[Start Records shown]
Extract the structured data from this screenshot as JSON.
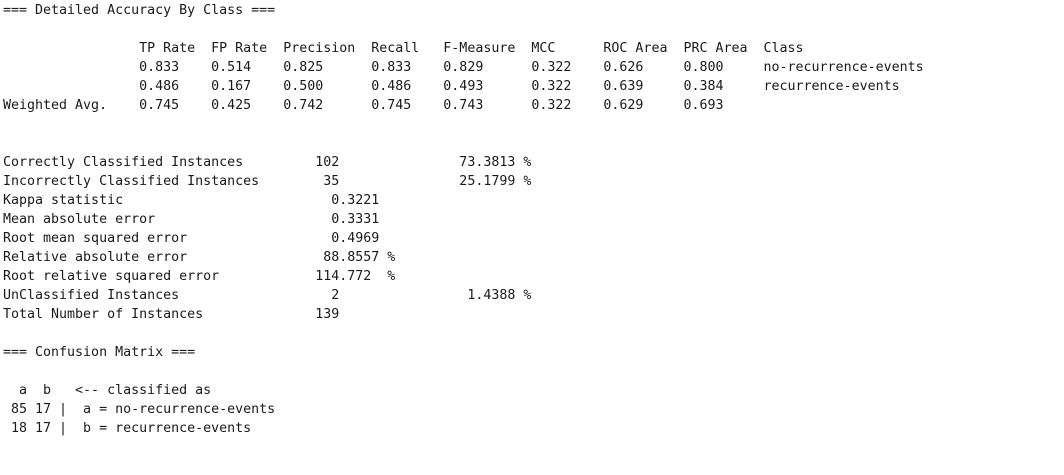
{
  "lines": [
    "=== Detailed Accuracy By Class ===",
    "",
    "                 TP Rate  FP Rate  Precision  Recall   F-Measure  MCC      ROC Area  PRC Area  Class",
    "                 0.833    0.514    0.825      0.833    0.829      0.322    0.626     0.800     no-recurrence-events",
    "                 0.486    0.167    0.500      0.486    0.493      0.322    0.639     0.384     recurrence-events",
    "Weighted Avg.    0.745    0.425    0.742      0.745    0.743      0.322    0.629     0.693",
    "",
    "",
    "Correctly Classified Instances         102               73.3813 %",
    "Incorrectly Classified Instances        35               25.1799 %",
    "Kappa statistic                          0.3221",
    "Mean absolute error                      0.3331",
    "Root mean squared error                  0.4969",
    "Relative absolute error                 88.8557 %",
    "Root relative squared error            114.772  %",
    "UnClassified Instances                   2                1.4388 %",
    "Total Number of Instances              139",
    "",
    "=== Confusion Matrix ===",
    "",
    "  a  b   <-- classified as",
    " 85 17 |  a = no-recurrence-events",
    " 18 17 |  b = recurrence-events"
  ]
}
[End Records shown]
* **Task statement**
Repeat all of the entries word for word, but omit the pictures.

* **Output of the task**
Extract the structured data from this screenshot as JSON.
{
  "lines": [
    "=== Detailed Accuracy By Class ===",
    "",
    "                 TP Rate  FP Rate  Precision  Recall   F-Measure  MCC      ROC Area  PRC Area  Class",
    "                 0.833    0.514    0.825      0.833    0.829      0.322    0.626     0.800     no-recurrence-events",
    "                 0.486    0.167    0.500      0.486    0.493      0.322    0.639     0.384     recurrence-events",
    "Weighted Avg.    0.745    0.425    0.742      0.745    0.743      0.322    0.629     0.693",
    "",
    "",
    "Correctly Classified Instances         102               73.3813 %",
    "Incorrectly Classified Instances        35               25.1799 %",
    "Kappa statistic                          0.3221",
    "Mean absolute error                      0.3331",
    "Root mean squared error                  0.4969",
    "Relative absolute error                 88.8557 %",
    "Root relative squared error            114.772  %",
    "UnClassified Instances                   2                1.4388 %",
    "Total Number of Instances              139",
    "",
    "=== Confusion Matrix ===",
    "",
    "  a  b   <-- classified as",
    " 85 17 |  a = no-recurrence-events",
    " 18 17 |  b = recurrence-events"
  ]
}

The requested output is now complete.